● **Text excerpt**

In addition, in 2007, Majic Wheels commenced a capital formation activity to effect a Registration Statement on Form S-1 with the Securities and Exchange Commission, and raised capital of up to $160,000 from a self-underwritten offering of 20,000,000 (post forward stock split) shares of newly issued common stock in the public markets. The Registration Statement on Form S-1 was filed with the SEC on November 27, 2007, and declared effective on February 22, 2008. On April 15, 2008, Majic Wheels completed an offering of its registered common stock as explained in Note 5.
Unaudited Interim Financial Statements
The interim financial statements of Majic Wheels as of September 30, 2010, and December 31, 2009, and for the three and nine months ended September 30, 2010, and 2009, and cumulative from inception, are unaudited. However, in the opinion of management, the interim financial statements include all adjustments, consisting only of normal recurring adjustments, necessary to present fairly the Companys financial position as of September 30, 2010, and December 31, 2009, and the results of its operations and its cash flows for the three and nine months ended September 30, 2010, and 2009, and cumulative from inception. These results are not necessarily indicative of the results expected for the calendar year ending December 31, 2010. The accompanying financial statements and notes thereto do not reflect all disclosures required under accounting principles generally accepted in the United States of America. Refer to the Companys audited financial statements as of December 31, 2009, filed with the SEC for additional information, including significant accounting policies.

(Annotated element entries)
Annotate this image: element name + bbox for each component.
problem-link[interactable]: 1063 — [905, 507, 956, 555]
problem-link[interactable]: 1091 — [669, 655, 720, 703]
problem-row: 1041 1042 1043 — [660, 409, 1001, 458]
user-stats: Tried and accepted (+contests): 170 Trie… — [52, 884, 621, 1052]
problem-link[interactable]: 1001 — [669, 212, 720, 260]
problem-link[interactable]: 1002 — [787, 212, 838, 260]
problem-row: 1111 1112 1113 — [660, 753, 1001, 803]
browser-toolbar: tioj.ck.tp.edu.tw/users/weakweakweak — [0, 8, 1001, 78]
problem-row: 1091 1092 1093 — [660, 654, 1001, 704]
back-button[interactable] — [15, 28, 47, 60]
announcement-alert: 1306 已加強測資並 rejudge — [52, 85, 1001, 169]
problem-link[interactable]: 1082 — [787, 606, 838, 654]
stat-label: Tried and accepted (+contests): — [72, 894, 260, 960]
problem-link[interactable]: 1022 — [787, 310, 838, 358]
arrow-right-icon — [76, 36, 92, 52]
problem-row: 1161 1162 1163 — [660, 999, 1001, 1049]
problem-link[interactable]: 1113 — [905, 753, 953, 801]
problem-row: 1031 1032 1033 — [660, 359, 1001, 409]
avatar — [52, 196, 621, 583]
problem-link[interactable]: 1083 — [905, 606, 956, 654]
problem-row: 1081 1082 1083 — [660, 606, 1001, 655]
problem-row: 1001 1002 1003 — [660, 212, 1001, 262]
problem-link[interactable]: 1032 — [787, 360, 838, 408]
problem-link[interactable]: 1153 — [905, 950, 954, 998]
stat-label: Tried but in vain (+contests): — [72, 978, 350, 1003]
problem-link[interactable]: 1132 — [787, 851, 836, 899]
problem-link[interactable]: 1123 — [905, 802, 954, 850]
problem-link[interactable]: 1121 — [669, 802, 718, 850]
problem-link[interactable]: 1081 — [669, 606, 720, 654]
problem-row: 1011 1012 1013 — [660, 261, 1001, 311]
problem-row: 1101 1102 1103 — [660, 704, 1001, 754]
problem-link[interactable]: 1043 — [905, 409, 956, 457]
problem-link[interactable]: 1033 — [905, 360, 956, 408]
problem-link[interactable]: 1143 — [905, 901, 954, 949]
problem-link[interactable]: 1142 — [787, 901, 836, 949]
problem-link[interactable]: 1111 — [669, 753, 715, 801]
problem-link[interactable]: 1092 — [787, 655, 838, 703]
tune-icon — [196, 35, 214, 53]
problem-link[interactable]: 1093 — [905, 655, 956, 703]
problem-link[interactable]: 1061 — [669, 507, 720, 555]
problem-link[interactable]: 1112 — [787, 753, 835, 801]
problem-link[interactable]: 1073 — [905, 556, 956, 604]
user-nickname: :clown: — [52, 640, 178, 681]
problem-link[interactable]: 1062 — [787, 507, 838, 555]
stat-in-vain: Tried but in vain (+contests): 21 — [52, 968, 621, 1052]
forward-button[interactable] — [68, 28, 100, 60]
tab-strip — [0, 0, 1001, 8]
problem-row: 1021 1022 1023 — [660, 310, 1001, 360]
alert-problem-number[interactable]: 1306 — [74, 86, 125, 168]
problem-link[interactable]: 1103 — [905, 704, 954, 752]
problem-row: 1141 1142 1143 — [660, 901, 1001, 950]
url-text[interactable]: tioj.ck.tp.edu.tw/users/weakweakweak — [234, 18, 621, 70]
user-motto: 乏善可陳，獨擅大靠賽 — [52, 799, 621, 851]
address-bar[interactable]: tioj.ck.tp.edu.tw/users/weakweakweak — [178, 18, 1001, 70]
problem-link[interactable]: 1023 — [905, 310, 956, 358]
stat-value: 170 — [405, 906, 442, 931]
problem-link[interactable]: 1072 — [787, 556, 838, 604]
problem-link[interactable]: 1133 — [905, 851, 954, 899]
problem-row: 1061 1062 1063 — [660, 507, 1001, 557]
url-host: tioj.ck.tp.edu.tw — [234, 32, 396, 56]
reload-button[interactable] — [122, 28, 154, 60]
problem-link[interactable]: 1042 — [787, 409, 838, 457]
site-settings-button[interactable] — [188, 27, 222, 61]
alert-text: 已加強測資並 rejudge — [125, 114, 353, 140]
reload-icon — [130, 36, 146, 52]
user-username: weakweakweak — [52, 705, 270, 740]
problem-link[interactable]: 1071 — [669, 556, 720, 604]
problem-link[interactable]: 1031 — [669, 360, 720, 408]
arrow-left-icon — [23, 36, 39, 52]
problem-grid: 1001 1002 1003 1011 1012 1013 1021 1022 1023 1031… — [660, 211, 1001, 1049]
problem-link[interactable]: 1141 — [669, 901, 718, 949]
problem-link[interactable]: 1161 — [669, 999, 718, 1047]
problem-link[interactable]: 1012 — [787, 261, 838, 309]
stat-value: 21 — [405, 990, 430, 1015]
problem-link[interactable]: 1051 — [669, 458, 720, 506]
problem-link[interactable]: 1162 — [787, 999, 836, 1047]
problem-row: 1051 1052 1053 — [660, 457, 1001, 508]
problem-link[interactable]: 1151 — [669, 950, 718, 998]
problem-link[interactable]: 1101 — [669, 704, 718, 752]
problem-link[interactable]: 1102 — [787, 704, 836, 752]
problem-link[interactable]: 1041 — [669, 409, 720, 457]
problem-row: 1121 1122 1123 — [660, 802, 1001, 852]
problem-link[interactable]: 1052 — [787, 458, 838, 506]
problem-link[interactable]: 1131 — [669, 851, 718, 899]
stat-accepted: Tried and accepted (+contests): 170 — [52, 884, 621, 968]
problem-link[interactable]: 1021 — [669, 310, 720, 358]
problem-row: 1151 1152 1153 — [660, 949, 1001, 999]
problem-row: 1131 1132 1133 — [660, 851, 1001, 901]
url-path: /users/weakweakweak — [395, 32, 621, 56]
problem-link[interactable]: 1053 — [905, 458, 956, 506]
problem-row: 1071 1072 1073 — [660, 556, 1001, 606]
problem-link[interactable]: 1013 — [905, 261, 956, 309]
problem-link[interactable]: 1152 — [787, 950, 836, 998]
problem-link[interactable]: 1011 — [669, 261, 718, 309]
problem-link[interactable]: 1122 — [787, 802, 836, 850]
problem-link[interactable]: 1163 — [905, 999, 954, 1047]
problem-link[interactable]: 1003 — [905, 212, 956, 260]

● **Problem to solve**
Reproduce the portion of the Majic Wheels financial statement excerpt from "In addition, in" up to and including "explained in Note 5.". This material comes from a separate source.

● **The answer**
In addition, in 2007, Majic Wheels commenced a capital formation activity to effect a Registration Statement on Form S-1 with the Securities and Exchange Commission, and raised capital of up to $160,000 from a self-underwritten offering of 20,000,000 (post forward stock split) shares of newly issued common stock in the public markets. The Registration Statement on Form S-1 was filed with the SEC on November 27, 2007, and declared effective on February 22, 2008. On April 15, 2008, Majic Wheels completed an offering of its registered common stock as explained in Note 5.